Figure record extracts:

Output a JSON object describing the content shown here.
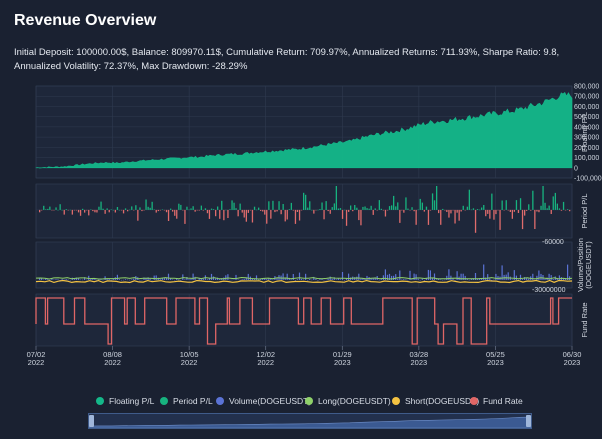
{
  "header": {
    "title": "Revenue Overview"
  },
  "summary": {
    "text": "Initial Deposit: 100000.00$, Balance: 809970.11$, Cumulative Return: 709.97%, Annualized Returns: 711.93%, Sharpe Ratio: 9.8, Annualized Volatility: 72.37%, Max Drawdown: -28.29%"
  },
  "colors": {
    "background": "#1a2131",
    "plot_bg": "#1e273a",
    "grid": "#2f3a50",
    "floating": "#14b88a",
    "period_pos": "#17b37f",
    "period_neg": "#e06c6c",
    "volume": "#5b73d6",
    "long": "#8fd16a",
    "short": "#f5c342",
    "fund_rate": "#e06666"
  },
  "chart_data": {
    "type": "line",
    "x_tick_labels": [
      {
        "date": "07/02",
        "year": "2022"
      },
      {
        "date": "08/08",
        "year": "2022"
      },
      {
        "date": "10/05",
        "year": "2022"
      },
      {
        "date": "12/02",
        "year": "2022"
      },
      {
        "date": "01/29",
        "year": "2023"
      },
      {
        "date": "03/28",
        "year": "2023"
      },
      {
        "date": "05/25",
        "year": "2023"
      },
      {
        "date": "06/30",
        "year": "2023"
      }
    ],
    "panels": [
      {
        "id": "floating",
        "ylabel": "Floating P/L",
        "y_ticks": [
          "800,000",
          "700,000",
          "600,000",
          "500,000",
          "400,000",
          "300,000",
          "200,000",
          "100,000",
          "0",
          "-100,000"
        ],
        "ylim": [
          -100000,
          800000
        ]
      },
      {
        "id": "period",
        "ylabel": "Period P/L",
        "y_ticks": [
          "-60000"
        ]
      },
      {
        "id": "volume",
        "ylabel": "Volume/Position (DOGEUSDT)",
        "y_ticks": [
          "-30000000"
        ]
      },
      {
        "id": "fund",
        "ylabel": "Fund Rate",
        "y_ticks": []
      }
    ],
    "series": [
      {
        "name": "Floating P/L",
        "color": "#14b88a",
        "values": [
          0,
          5000,
          10000,
          25000,
          40000,
          50000,
          45000,
          60000,
          70000,
          80000,
          90000,
          100000,
          105000,
          120000,
          130000,
          135000,
          150000,
          160000,
          170000,
          180000,
          200000,
          220000,
          240000,
          260000,
          300000,
          330000,
          350000,
          380000,
          420000,
          450000,
          460000,
          480000,
          500000,
          520000,
          540000,
          560000,
          600000,
          640000,
          700000,
          710000
        ]
      },
      {
        "name": "Period P/L",
        "color": "#17b37f"
      },
      {
        "name": "Volume(DOGEUSDT)",
        "color": "#5b73d6"
      },
      {
        "name": "Long(DOGEUSDT)",
        "color": "#8fd16a"
      },
      {
        "name": "Short(DOGEUSDT)",
        "color": "#f5c342"
      },
      {
        "name": "Fund Rate",
        "color": "#e06666"
      }
    ]
  },
  "legend": {
    "items": [
      {
        "label": "Floating P/L",
        "color": "#14b88a"
      },
      {
        "label": "Period P/L",
        "color": "#17b37f"
      },
      {
        "label": "Volume(DOGEUSDT)",
        "color": "#5b73d6"
      },
      {
        "label": "Long(DOGEUSDT)",
        "color": "#8fd16a"
      },
      {
        "label": "Short(DOGEUSDT)",
        "color": "#f5c342"
      },
      {
        "label": "Fund Rate",
        "color": "#e06666"
      }
    ]
  },
  "zoom_slider": {
    "range_percent": [
      0,
      100
    ]
  }
}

#### [WHAT IS REQUIRED]
List the lines of the records where "date" occurs.

#### [EXPECTED OUTPUT]
        "date": "07/02",
        "date": "08/08",
        "date": "10/05",
        "date": "12/02",
        "date": "01/29",
        "date": "03/28",
        "date": "05/25",
        "date": "06/30",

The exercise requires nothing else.